- **Directions for this task**: Word for word, quote all of the material, omitting the pictures.

- **Entries supplied**:
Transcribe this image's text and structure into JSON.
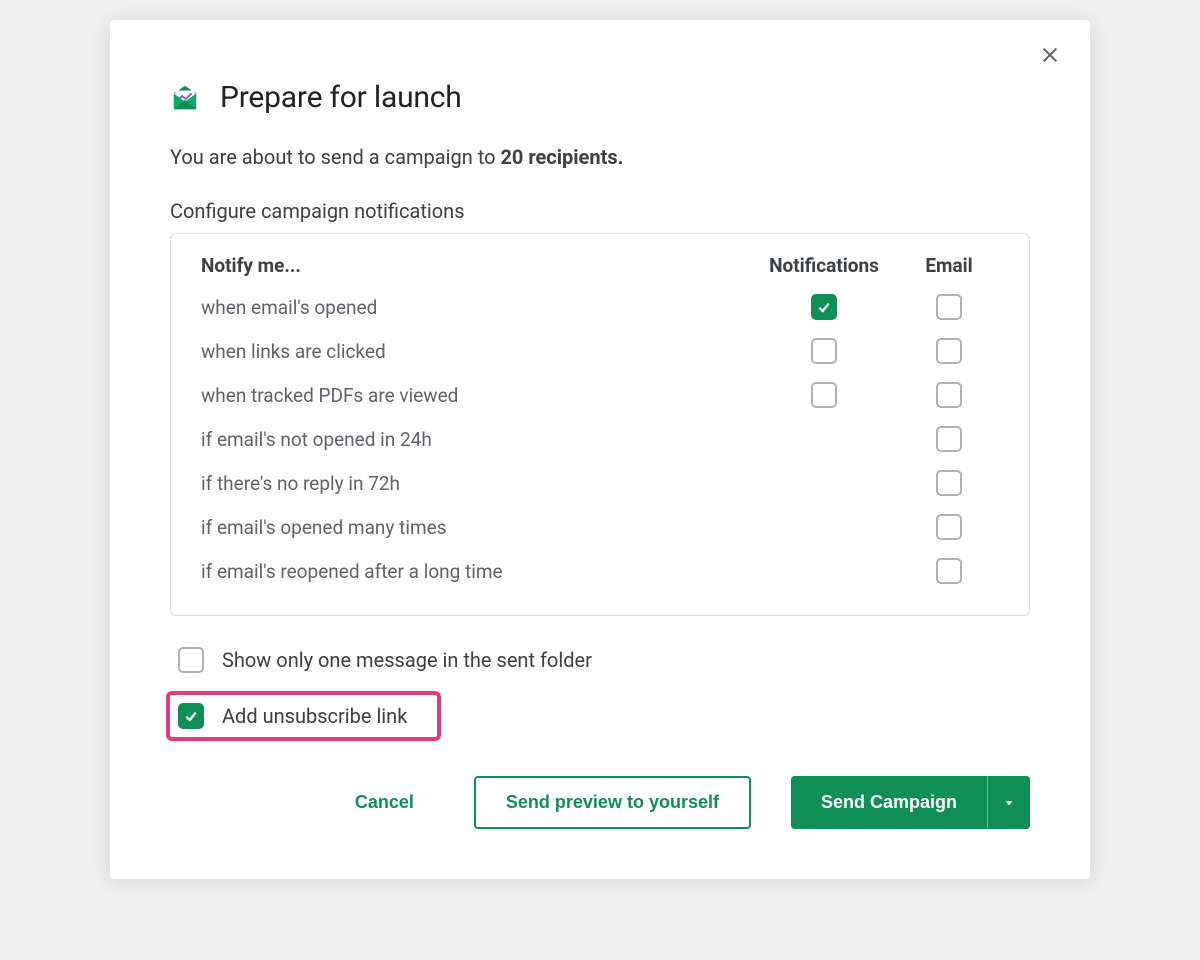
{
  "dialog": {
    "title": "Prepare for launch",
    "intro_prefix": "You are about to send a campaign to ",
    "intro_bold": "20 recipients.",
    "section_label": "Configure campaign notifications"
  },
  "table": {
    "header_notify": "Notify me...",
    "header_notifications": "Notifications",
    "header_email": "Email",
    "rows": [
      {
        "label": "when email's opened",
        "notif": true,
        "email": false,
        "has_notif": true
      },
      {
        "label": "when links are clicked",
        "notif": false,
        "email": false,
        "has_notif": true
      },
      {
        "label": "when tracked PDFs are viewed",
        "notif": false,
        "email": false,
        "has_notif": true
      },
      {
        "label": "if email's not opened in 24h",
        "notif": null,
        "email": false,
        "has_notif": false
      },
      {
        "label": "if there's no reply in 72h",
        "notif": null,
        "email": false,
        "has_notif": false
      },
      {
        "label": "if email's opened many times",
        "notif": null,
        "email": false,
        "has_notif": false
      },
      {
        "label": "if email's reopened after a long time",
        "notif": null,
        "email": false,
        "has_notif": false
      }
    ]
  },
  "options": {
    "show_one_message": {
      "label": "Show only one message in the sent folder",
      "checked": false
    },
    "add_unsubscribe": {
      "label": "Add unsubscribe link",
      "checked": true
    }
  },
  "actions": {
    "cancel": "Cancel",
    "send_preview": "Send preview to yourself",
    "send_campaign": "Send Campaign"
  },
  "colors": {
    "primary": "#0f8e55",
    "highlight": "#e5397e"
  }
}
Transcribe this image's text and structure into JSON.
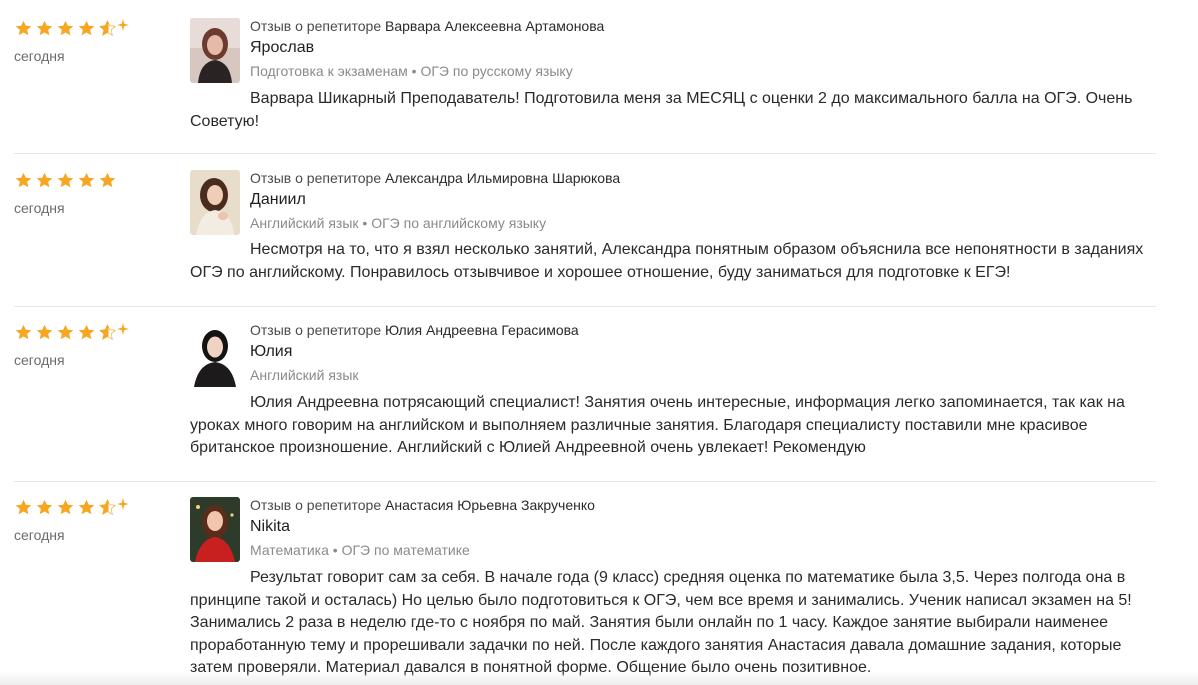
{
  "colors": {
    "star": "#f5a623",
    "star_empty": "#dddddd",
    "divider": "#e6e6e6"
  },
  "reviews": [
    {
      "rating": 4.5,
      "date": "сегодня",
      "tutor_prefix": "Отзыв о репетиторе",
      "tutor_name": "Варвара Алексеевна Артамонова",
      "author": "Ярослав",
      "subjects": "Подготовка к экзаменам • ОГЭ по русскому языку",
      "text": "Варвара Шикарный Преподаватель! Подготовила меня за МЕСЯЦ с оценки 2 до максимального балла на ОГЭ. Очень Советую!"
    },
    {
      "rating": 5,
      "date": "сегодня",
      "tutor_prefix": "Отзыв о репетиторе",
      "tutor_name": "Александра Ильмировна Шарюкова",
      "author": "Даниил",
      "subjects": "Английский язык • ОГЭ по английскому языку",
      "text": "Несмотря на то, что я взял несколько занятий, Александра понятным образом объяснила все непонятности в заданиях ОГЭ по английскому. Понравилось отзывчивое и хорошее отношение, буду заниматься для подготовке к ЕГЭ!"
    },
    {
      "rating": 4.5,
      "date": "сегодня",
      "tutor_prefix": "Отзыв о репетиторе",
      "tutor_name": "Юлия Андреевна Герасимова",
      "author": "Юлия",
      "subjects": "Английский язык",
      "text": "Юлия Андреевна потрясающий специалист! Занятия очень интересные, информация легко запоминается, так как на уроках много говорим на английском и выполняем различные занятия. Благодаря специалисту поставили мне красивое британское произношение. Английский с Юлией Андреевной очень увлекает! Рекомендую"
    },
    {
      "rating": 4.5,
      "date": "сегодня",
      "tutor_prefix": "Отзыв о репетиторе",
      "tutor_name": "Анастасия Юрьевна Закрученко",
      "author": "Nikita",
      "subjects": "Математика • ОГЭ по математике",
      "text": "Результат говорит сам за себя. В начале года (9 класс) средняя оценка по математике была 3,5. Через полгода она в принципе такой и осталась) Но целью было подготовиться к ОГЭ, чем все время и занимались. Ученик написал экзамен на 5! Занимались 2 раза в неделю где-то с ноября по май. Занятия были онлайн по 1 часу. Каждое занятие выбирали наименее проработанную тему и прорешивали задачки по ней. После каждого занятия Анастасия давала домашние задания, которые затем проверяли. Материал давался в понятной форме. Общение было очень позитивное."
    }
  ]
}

- **Correct response**:
Transcribe this image's text and structure into JSON.
{
  "dialog": {
    "title": "Prepare for launch",
    "intro_prefix": "You are about to send a campaign to ",
    "intro_bold": "20 recipients.",
    "section_label": "Configure campaign notifications"
  },
  "table": {
    "header_notify": "Notify me...",
    "header_notifications": "Notifications",
    "header_email": "Email",
    "rows": [
      {
        "label": "when email's opened",
        "notif": true,
        "email": false,
        "has_notif": true
      },
      {
        "label": "when links are clicked",
        "notif": false,
        "email": false,
        "has_notif": true
      },
      {
        "label": "when tracked PDFs are viewed",
        "notif": false,
        "email": false,
        "has_notif": true
      },
      {
        "label": "if email's not opened in 24h",
        "notif": null,
        "email": false,
        "has_notif": false
      },
      {
        "label": "if there's no reply in 72h",
        "notif": null,
        "email": false,
        "has_notif": false
      },
      {
        "label": "if email's opened many times",
        "notif": null,
        "email": false,
        "has_notif": false
      },
      {
        "label": "if email's reopened after a long time",
        "notif": null,
        "email": false,
        "has_notif": false
      }
    ]
  },
  "options": {
    "show_one_message": {
      "label": "Show only one message in the sent folder",
      "checked": false
    },
    "add_unsubscribe": {
      "label": "Add unsubscribe link",
      "checked": true
    }
  },
  "actions": {
    "cancel": "Cancel",
    "send_preview": "Send preview to yourself",
    "send_campaign": "Send Campaign"
  },
  "colors": {
    "primary": "#0f8e55",
    "highlight": "#e5397e"
  }
}
Transcribe this image's text and structure into JSON.
{
  "colors": {
    "star": "#f5a623",
    "star_empty": "#dddddd",
    "divider": "#e6e6e6"
  },
  "reviews": [
    {
      "rating": 4.5,
      "date": "сегодня",
      "tutor_prefix": "Отзыв о репетиторе",
      "tutor_name": "Варвара Алексеевна Артамонова",
      "author": "Ярослав",
      "subjects": "Подготовка к экзаменам • ОГЭ по русскому языку",
      "text": "Варвара Шикарный Преподаватель! Подготовила меня за МЕСЯЦ с оценки 2 до максимального балла на ОГЭ. Очень Советую!"
    },
    {
      "rating": 5,
      "date": "сегодня",
      "tutor_prefix": "Отзыв о репетиторе",
      "tutor_name": "Александра Ильмировна Шарюкова",
      "author": "Даниил",
      "subjects": "Английский язык • ОГЭ по английскому языку",
      "text": "Несмотря на то, что я взял несколько занятий, Александра понятным образом объяснила все непонятности в заданиях ОГЭ по английскому. Понравилось отзывчивое и хорошее отношение, буду заниматься для подготовке к ЕГЭ!"
    },
    {
      "rating": 4.5,
      "date": "сегодня",
      "tutor_prefix": "Отзыв о репетиторе",
      "tutor_name": "Юлия Андреевна Герасимова",
      "author": "Юлия",
      "subjects": "Английский язык",
      "text": "Юлия Андреевна потрясающий специалист! Занятия очень интересные, информация легко запоминается, так как на уроках много говорим на английском и выполняем различные занятия. Благодаря специалисту поставили мне красивое британское произношение. Английский с Юлией Андреевной очень увлекает! Рекомендую"
    },
    {
      "rating": 4.5,
      "date": "сегодня",
      "tutor_prefix": "Отзыв о репетиторе",
      "tutor_name": "Анастасия Юрьевна Закрученко",
      "author": "Nikita",
      "subjects": "Математика • ОГЭ по математике",
      "text": "Результат говорит сам за себя. В начале года (9 класс) средняя оценка по математике была 3,5. Через полгода она в принципе такой и осталась) Но целью было подготовиться к ОГЭ, чем все время и занимались. Ученик написал экзамен на 5! Занимались 2 раза в неделю где-то с ноября по май. Занятия были онлайн по 1 часу. Каждое занятие выбирали наименее проработанную тему и прорешивали задачки по ней. После каждого занятия Анастасия давала домашние задания, которые затем проверяли. Материал давался в понятной форме. Общение было очень позитивное."
    }
  ]
}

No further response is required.